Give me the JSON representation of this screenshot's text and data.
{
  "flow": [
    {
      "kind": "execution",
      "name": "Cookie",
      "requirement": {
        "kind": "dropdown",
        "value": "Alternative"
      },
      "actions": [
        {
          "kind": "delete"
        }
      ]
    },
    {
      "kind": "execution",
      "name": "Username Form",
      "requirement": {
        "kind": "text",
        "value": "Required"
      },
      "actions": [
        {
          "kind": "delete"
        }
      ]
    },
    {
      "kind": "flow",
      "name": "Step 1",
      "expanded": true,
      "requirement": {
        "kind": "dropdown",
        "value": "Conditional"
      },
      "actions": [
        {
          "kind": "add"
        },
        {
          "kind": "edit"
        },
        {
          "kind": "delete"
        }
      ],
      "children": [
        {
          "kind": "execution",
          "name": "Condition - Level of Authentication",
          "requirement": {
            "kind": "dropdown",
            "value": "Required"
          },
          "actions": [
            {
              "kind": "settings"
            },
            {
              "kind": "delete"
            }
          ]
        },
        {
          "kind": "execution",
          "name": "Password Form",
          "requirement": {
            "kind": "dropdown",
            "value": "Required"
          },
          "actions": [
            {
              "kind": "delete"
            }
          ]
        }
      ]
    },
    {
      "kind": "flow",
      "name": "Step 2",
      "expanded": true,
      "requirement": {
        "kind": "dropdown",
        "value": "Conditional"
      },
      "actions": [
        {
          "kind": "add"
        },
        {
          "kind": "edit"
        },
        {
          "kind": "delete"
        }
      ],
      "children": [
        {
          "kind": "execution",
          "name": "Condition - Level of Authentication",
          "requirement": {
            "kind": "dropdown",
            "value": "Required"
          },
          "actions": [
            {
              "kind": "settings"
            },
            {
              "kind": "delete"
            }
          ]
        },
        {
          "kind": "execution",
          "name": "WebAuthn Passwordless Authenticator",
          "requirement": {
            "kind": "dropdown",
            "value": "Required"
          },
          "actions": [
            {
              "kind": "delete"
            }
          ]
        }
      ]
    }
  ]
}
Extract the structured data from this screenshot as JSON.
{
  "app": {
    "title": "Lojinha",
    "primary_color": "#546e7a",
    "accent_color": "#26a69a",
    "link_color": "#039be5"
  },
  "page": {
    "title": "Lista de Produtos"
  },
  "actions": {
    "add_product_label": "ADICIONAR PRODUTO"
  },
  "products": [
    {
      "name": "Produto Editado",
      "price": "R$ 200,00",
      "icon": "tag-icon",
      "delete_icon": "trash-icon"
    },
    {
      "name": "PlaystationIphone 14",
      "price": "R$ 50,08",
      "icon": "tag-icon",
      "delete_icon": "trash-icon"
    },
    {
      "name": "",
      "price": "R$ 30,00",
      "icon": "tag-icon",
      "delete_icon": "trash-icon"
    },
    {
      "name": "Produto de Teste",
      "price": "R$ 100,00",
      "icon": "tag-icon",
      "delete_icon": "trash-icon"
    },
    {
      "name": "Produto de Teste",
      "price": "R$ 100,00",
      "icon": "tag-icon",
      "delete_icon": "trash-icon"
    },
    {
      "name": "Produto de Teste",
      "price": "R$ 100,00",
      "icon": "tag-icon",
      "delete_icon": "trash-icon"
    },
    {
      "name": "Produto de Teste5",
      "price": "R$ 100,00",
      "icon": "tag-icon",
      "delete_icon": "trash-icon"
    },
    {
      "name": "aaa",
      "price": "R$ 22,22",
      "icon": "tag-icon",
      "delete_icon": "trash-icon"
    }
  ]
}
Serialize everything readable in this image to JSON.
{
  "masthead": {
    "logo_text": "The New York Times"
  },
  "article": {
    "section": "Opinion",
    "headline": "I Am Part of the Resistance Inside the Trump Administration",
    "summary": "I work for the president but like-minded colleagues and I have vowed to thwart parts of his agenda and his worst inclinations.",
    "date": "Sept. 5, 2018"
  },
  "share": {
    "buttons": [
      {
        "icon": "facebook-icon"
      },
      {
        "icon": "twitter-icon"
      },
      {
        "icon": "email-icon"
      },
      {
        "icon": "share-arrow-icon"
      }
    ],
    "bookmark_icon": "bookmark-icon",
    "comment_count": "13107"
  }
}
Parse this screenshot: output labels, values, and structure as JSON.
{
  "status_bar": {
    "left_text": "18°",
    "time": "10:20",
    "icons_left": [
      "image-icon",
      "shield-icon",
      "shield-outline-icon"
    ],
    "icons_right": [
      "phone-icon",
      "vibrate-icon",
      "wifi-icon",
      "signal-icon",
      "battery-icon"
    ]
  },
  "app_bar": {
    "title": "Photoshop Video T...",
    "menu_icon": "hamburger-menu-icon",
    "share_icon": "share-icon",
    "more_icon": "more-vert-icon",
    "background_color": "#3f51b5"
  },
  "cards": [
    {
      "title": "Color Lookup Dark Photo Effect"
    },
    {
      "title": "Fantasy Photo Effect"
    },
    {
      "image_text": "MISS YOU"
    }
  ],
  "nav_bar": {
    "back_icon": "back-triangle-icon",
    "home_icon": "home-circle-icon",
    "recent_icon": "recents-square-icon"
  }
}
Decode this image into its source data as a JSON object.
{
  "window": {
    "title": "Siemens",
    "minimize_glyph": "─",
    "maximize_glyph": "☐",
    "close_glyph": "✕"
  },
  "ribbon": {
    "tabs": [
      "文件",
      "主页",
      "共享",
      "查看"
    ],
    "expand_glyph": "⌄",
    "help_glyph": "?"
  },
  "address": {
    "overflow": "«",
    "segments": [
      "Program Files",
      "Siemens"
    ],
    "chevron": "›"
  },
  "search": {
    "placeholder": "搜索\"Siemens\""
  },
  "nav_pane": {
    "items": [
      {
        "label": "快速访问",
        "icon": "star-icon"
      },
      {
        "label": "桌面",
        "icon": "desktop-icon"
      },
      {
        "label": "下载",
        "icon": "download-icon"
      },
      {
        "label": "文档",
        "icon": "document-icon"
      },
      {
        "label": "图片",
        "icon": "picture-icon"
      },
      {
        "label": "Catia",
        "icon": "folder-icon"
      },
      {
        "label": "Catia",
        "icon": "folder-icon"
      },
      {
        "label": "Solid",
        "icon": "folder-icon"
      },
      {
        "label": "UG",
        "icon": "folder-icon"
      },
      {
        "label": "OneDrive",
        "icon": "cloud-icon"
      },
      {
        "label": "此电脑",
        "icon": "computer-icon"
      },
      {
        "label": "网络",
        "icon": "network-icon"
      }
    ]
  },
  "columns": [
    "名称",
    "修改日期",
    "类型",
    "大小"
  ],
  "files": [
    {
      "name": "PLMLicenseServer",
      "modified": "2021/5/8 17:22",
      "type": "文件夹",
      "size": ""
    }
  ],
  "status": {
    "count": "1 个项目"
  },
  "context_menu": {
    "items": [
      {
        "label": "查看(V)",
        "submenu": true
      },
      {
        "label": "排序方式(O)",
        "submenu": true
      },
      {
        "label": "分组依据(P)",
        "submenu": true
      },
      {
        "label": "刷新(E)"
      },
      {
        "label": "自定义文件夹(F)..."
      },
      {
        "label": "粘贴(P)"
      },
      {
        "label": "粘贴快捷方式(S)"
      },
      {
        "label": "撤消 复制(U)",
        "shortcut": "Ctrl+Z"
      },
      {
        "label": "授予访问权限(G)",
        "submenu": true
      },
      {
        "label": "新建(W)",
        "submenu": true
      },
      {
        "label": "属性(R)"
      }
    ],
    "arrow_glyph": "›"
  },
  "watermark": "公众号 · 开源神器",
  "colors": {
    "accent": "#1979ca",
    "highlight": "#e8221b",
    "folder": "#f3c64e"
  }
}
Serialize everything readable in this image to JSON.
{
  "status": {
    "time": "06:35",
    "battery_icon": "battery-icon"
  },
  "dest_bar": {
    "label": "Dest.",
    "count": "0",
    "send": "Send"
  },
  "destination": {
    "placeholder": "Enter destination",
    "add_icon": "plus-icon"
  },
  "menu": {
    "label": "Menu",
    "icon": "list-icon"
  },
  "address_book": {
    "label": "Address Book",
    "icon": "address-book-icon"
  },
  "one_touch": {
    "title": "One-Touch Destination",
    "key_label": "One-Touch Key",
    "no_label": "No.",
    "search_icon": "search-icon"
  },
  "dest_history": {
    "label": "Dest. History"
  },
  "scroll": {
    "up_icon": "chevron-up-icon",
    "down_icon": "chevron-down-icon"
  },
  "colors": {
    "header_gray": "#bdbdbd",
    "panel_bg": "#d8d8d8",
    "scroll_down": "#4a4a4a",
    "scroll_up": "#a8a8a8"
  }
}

= = =

Task directions: Track down the lines that include the word "share" and copy them.

Answer:
  "share": {
        "icon": "share-arrow-icon"
    "share_icon": "share-icon",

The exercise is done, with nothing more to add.